● Stated exercise:
Please write out the complete listing that follows, exactly as it reads.

———

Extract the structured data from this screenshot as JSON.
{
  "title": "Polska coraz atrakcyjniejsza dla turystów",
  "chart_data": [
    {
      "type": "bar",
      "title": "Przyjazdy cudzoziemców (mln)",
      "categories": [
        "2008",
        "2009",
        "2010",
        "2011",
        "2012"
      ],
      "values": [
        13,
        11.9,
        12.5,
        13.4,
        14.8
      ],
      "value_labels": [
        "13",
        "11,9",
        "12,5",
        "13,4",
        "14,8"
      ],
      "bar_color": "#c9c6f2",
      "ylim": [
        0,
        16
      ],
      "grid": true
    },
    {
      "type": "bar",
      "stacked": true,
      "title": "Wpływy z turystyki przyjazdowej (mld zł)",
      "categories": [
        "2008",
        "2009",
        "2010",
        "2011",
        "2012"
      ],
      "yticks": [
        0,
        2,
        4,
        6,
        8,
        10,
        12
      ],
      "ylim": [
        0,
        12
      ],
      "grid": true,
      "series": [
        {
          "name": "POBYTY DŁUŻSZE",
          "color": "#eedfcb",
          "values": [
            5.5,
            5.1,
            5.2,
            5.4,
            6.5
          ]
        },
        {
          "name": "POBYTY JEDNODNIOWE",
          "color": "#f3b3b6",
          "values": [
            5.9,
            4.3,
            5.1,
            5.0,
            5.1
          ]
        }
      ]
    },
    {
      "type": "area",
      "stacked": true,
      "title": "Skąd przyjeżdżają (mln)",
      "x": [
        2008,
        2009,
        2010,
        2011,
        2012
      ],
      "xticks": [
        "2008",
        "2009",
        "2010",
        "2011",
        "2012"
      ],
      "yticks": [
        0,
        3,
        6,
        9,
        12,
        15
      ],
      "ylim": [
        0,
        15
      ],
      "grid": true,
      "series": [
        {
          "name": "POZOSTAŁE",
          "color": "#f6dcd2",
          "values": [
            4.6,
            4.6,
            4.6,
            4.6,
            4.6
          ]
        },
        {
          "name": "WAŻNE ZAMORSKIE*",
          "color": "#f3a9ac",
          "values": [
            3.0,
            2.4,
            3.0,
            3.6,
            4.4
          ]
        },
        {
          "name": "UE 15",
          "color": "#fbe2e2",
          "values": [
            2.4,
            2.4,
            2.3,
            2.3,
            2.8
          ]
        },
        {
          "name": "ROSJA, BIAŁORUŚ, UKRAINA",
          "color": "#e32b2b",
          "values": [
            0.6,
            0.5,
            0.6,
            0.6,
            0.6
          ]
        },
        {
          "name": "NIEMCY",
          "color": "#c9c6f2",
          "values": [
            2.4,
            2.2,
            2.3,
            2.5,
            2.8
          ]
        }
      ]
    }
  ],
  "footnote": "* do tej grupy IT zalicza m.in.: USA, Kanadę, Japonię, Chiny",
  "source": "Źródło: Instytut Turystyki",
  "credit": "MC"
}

———

● Solution for this task:
Extract the structured data from this screenshot as JSON.
{
  "title": "Polska coraz atrakcyjniejsza dla turystów",
  "chart_data": [
    {
      "type": "bar",
      "title": "Przyjazdy cudzoziemców (mln)",
      "categories": [
        "2008",
        "2009",
        "2010",
        "2011",
        "2012"
      ],
      "values": [
        13,
        11.9,
        12.5,
        13.4,
        14.8
      ],
      "value_labels": [
        "13",
        "11,9",
        "12,5",
        "13,4",
        "14,8"
      ],
      "bar_color": "#c9c6f2",
      "ylim": [
        0,
        16
      ],
      "grid": true
    },
    {
      "type": "bar",
      "stacked": true,
      "title": "Wpływy z turystyki przyjazdowej (mld zł)",
      "categories": [
        "2008",
        "2009",
        "2010",
        "2011",
        "2012"
      ],
      "yticks": [
        0,
        2,
        4,
        6,
        8,
        10,
        12
      ],
      "ylim": [
        0,
        12
      ],
      "grid": true,
      "series": [
        {
          "name": "POBYTY DŁUŻSZE",
          "color": "#eedfcb",
          "values": [
            5.5,
            5.1,
            5.2,
            5.4,
            6.5
          ]
        },
        {
          "name": "POBYTY JEDNODNIOWE",
          "color": "#f3b3b6",
          "values": [
            5.9,
            4.3,
            5.1,
            5.0,
            5.1
          ]
        }
      ]
    },
    {
      "type": "area",
      "stacked": true,
      "title": "Skąd przyjeżdżają (mln)",
      "x": [
        2008,
        2009,
        2010,
        2011,
        2012
      ],
      "xticks": [
        "2008",
        "2009",
        "2010",
        "2011",
        "2012"
      ],
      "yticks": [
        0,
        3,
        6,
        9,
        12,
        15
      ],
      "ylim": [
        0,
        15
      ],
      "grid": true,
      "series": [
        {
          "name": "POZOSTAŁE",
          "color": "#f6dcd2",
          "values": [
            4.6,
            4.6,
            4.6,
            4.6,
            4.6
          ]
        },
        {
          "name": "WAŻNE ZAMORSKIE*",
          "color": "#f3a9ac",
          "values": [
            3.0,
            2.4,
            3.0,
            3.6,
            4.4
          ]
        },
        {
          "name": "UE 15",
          "color": "#fbe2e2",
          "values": [
            2.4,
            2.4,
            2.3,
            2.3,
            2.8
          ]
        },
        {
          "name": "ROSJA, BIAŁORUŚ, UKRAINA",
          "color": "#e32b2b",
          "values": [
            0.6,
            0.5,
            0.6,
            0.6,
            0.6
          ]
        },
        {
          "name": "NIEMCY",
          "color": "#c9c6f2",
          "values": [
            2.4,
            2.2,
            2.3,
            2.5,
            2.8
          ]
        }
      ]
    }
  ],
  "footnote": "* do tej grupy IT zalicza m.in.: USA, Kanadę, Japonię, Chiny",
  "source": "Źródło: Instytut Turystyki",
  "credit": "MC"
}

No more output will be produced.